Dataset listings of figures -
* * * * * * *

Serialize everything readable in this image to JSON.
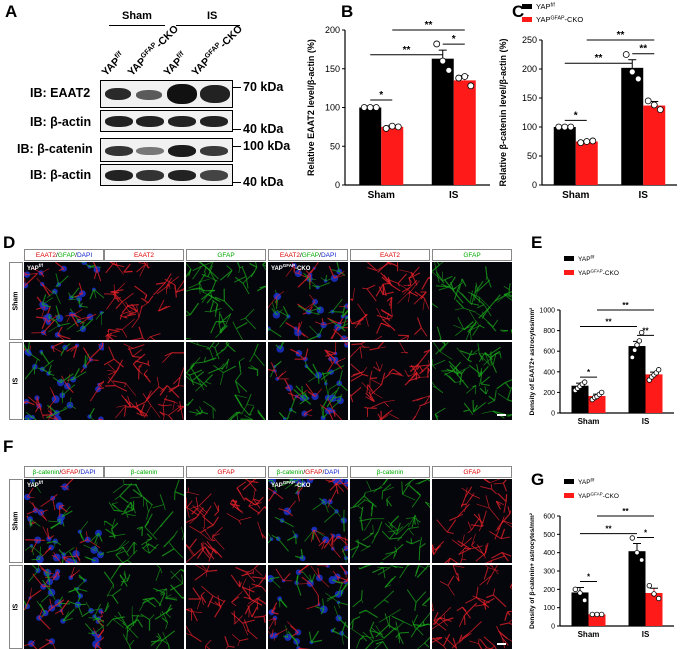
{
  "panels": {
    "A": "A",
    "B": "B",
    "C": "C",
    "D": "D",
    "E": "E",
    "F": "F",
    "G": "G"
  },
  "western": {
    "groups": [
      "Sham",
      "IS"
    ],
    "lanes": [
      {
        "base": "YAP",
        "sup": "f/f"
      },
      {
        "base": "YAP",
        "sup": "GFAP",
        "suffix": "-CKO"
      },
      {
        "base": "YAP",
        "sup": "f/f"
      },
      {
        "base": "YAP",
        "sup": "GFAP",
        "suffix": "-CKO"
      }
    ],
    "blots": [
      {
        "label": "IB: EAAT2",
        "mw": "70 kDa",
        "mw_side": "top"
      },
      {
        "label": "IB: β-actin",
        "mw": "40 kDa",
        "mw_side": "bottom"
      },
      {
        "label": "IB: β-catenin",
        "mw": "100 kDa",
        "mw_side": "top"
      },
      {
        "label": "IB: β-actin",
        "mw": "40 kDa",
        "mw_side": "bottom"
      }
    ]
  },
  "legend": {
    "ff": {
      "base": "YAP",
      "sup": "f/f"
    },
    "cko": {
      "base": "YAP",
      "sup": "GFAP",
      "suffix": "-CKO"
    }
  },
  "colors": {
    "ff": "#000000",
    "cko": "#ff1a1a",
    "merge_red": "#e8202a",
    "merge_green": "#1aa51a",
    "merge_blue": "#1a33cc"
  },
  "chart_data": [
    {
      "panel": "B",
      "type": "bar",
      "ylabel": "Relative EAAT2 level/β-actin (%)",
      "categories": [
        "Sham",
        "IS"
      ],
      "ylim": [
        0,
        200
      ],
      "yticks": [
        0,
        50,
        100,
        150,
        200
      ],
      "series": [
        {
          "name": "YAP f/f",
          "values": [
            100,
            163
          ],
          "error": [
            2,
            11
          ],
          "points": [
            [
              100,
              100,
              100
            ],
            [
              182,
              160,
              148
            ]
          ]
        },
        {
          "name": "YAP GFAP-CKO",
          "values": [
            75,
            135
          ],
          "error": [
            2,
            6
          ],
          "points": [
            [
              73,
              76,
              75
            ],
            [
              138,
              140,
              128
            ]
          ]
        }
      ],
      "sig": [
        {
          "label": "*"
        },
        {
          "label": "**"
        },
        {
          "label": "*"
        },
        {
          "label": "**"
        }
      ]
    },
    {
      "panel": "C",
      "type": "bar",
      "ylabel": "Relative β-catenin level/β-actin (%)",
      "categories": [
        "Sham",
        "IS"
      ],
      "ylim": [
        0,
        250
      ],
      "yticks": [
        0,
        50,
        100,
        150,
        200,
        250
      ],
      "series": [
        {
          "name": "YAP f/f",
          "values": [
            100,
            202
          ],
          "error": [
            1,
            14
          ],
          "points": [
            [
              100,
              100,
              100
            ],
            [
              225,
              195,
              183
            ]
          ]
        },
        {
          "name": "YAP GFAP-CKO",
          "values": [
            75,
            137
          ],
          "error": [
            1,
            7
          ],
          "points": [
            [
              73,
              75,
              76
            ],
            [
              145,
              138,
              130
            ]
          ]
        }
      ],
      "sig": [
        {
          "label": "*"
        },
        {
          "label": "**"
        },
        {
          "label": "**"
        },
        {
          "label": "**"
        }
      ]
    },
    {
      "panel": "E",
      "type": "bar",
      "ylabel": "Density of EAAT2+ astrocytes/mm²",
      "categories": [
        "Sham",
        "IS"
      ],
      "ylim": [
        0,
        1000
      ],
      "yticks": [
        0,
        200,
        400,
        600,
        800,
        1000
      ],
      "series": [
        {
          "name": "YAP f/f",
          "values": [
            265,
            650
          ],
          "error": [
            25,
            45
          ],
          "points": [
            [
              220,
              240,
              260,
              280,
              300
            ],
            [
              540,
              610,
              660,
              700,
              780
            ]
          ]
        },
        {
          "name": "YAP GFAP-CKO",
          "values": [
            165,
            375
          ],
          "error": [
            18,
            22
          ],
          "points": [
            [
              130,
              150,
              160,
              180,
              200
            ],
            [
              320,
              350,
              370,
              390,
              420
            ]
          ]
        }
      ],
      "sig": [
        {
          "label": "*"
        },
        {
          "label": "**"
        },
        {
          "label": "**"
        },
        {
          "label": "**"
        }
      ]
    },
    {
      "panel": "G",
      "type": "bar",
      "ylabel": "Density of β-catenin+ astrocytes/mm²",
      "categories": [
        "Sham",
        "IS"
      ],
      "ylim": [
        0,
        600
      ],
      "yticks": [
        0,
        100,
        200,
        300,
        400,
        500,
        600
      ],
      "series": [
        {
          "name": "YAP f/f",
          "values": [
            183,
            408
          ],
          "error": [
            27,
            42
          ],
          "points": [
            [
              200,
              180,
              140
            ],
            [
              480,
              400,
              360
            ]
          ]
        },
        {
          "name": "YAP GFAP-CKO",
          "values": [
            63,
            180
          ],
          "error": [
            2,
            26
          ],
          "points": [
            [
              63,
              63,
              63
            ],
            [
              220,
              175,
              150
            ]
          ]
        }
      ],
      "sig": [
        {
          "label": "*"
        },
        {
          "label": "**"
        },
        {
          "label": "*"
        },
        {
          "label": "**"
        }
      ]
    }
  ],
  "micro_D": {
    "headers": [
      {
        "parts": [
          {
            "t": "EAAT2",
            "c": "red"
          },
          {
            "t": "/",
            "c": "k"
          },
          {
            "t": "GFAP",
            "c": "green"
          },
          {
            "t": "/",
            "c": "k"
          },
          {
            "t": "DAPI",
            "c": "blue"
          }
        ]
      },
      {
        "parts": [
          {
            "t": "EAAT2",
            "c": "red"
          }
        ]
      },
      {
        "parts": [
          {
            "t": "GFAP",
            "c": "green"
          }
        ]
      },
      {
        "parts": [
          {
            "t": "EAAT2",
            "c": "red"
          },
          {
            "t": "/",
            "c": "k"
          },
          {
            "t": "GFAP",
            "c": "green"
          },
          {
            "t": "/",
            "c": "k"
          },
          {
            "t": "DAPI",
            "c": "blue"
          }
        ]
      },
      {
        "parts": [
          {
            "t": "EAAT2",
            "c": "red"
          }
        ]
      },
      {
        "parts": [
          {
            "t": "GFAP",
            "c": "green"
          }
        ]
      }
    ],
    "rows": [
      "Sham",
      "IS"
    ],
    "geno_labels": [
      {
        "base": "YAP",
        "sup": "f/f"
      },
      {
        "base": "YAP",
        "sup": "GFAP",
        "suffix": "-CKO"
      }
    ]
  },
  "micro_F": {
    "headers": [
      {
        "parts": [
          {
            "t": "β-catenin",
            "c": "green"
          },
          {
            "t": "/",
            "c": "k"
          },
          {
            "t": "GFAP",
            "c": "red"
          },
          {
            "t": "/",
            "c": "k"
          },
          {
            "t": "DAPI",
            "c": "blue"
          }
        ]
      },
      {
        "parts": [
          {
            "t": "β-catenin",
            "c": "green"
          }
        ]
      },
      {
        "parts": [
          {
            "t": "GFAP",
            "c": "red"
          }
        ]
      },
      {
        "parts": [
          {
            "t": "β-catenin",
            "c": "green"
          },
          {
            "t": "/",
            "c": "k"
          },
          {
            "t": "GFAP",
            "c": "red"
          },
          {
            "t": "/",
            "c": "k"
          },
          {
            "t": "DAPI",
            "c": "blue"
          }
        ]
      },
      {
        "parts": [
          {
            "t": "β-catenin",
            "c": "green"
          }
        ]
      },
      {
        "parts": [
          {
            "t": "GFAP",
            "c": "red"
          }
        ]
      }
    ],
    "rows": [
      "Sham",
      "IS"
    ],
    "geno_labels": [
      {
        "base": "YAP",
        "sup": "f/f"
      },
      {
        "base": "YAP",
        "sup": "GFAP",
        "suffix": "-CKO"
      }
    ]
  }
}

* * * * * * *

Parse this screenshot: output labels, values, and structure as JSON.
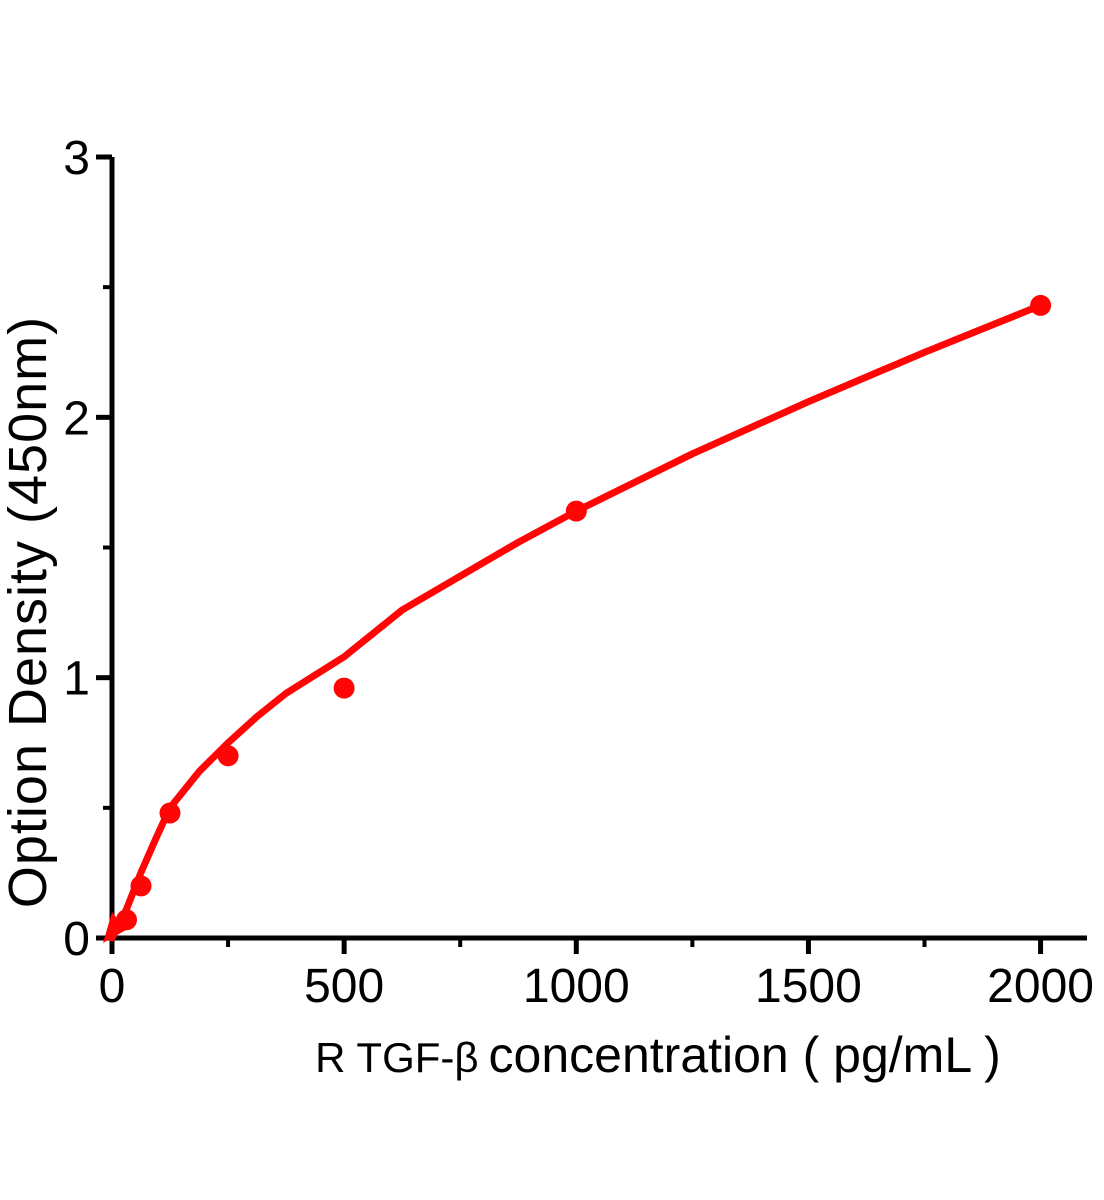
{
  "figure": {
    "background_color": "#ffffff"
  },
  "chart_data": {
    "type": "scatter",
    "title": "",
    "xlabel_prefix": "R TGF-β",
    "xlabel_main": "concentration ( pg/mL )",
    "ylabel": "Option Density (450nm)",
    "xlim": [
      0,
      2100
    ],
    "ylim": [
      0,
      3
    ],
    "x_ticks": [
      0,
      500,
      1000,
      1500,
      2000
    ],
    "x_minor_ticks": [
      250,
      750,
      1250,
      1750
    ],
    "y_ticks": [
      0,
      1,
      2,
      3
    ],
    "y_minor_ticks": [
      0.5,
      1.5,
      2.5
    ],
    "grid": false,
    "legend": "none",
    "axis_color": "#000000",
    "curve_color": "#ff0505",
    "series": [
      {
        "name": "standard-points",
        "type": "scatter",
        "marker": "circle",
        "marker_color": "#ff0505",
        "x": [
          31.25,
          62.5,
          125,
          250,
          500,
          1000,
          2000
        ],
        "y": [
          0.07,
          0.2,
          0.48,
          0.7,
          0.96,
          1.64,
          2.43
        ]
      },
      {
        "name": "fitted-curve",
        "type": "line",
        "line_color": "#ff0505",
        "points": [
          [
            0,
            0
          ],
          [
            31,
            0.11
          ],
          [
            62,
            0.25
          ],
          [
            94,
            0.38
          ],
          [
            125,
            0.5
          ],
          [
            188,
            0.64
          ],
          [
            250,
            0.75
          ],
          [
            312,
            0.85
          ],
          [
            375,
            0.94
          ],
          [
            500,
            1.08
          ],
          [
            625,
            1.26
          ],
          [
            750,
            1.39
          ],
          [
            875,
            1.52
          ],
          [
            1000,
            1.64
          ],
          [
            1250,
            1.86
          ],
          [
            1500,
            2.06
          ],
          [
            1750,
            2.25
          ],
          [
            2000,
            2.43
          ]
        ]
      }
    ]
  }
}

* * * * * * *

What to do -
Show the lines of the records that include the string "Density".

Answer -
      "ylabel": "Density of EAAT2+ astrocytes/mm²",
      "ylabel": "Density of β-catenin+ astrocytes/mm²",
    "ylabel": "Option Density (450nm)",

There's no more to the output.